- DIRECTIONS FOR THIS TASK -
Extract the data exactly, missing nothing.

--- START OF DATASET ENTRIES ---

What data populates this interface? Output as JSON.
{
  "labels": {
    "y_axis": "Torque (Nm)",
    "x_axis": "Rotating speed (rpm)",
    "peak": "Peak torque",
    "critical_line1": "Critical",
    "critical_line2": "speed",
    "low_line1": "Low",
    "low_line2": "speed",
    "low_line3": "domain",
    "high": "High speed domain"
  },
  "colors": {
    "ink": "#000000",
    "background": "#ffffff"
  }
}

--- END OF DATASET ENTRIES ---

- PROBLEM SOLUTION -
What data populates this interface? Output as JSON.
{
  "labels": {
    "y_axis": "Torque (Nm)",
    "x_axis": "Rotating speed (rpm)",
    "peak": "Peak torque",
    "critical_line1": "Critical",
    "critical_line2": "speed",
    "low_line1": "Low",
    "low_line2": "speed",
    "low_line3": "domain",
    "high": "High speed domain"
  },
  "colors": {
    "ink": "#000000",
    "background": "#ffffff"
  }
}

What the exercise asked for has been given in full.